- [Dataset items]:
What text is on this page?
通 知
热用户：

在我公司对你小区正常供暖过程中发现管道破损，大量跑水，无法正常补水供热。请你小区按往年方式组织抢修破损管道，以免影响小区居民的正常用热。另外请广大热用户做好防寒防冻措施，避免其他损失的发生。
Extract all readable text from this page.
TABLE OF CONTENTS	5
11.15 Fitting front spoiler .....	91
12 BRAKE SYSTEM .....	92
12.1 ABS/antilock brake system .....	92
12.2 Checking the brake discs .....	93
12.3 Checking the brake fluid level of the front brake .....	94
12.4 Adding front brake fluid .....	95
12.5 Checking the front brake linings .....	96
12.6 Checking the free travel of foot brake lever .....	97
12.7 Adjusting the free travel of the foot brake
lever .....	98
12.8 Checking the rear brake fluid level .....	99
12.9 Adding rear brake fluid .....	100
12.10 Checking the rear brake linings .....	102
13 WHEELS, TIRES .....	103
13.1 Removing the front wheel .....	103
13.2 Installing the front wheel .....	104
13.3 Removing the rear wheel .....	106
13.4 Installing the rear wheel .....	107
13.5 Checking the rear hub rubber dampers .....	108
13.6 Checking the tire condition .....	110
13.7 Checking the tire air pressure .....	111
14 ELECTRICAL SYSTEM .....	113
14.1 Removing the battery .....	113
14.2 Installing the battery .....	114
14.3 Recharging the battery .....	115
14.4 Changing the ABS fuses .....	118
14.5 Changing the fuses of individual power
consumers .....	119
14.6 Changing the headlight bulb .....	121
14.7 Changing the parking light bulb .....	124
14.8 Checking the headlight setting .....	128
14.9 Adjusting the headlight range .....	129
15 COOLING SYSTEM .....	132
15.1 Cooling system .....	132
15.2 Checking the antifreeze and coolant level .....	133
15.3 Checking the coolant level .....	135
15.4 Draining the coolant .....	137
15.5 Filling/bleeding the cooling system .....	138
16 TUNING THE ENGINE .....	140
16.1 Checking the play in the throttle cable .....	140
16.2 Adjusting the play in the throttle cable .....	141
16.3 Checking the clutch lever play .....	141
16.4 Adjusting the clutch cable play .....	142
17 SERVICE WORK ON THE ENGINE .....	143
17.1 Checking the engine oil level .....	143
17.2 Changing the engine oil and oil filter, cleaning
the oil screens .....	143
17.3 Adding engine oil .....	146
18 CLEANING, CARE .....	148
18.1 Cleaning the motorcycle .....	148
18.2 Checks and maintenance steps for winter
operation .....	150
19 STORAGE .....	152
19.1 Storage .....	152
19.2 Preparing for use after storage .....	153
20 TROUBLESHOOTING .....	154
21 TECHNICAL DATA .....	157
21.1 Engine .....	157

- [Aim]:
Copy out all the entries shown above, character for character.

- [Output below]:
What text is on this page?
通 知
热用户：

在我公司对你小区正常供暖过程中发现管道破损，大量跑水，无法正常补水供热。请你小区按往年方式组织抢修破损管道，以免影响小区居民的正常用热。另外请广大热用户做好防寒防冻措施，避免其他损失的发生。
Extract all readable text from this page.
TABLE OF CONTENTS	5
11.15 Fitting front spoiler .....	91
12 BRAKE SYSTEM .....	92
12.1 ABS/antilock brake system .....	92
12.2 Checking the brake discs .....	93
12.3 Checking the brake fluid level of the front brake .....	94
12.4 Adding front brake fluid .....	95
12.5 Checking the front brake linings .....	96
12.6 Checking the free travel of foot brake lever .....	97
12.7 Adjusting the free travel of the foot brake
lever .....	98
12.8 Checking the rear brake fluid level .....	99
12.9 Adding rear brake fluid .....	100
12.10 Checking the rear brake linings .....	102
13 WHEELS, TIRES .....	103
13.1 Removing the front wheel .....	103
13.2 Installing the front wheel .....	104
13.3 Removing the rear wheel .....	106
13.4 Installing the rear wheel .....	107
13.5 Checking the rear hub rubber dampers .....	108
13.6 Checking the tire condition .....	110
13.7 Checking the tire air pressure .....	111
14 ELECTRICAL SYSTEM .....	113
14.1 Removing the battery .....	113
14.2 Installing the battery .....	114
14.3 Recharging the battery .....	115
14.4 Changing the ABS fuses .....	118
14.5 Changing the fuses of individual power
consumers .....	119
14.6 Changing the headlight bulb .....	121
14.7 Changing the parking light bulb .....	124
14.8 Checking the headlight setting .....	128
14.9 Adjusting the headlight range .....	129
15 COOLING SYSTEM .....	132
15.1 Cooling system .....	132
15.2 Checking the antifreeze and coolant level .....	133
15.3 Checking the coolant level .....	135
15.4 Draining the coolant .....	137
15.5 Filling/bleeding the cooling system .....	138
16 TUNING THE ENGINE .....	140
16.1 Checking the play in the throttle cable .....	140
16.2 Adjusting the play in the throttle cable .....	141
16.3 Checking the clutch lever play .....	141
16.4 Adjusting the clutch cable play .....	142
17 SERVICE WORK ON THE ENGINE .....	143
17.1 Checking the engine oil level .....	143
17.2 Changing the engine oil and oil filter, cleaning
the oil screens .....	143
17.3 Adding engine oil .....	146
18 CLEANING, CARE .....	148
18.1 Cleaning the motorcycle .....	148
18.2 Checks and maintenance steps for winter
operation .....	150
19 STORAGE .....	152
19.1 Storage .....	152
19.2 Preparing for use after storage .....	153
20 TROUBLESHOOTING .....	154
21 TECHNICAL DATA .....	157
21.1 Engine .....	157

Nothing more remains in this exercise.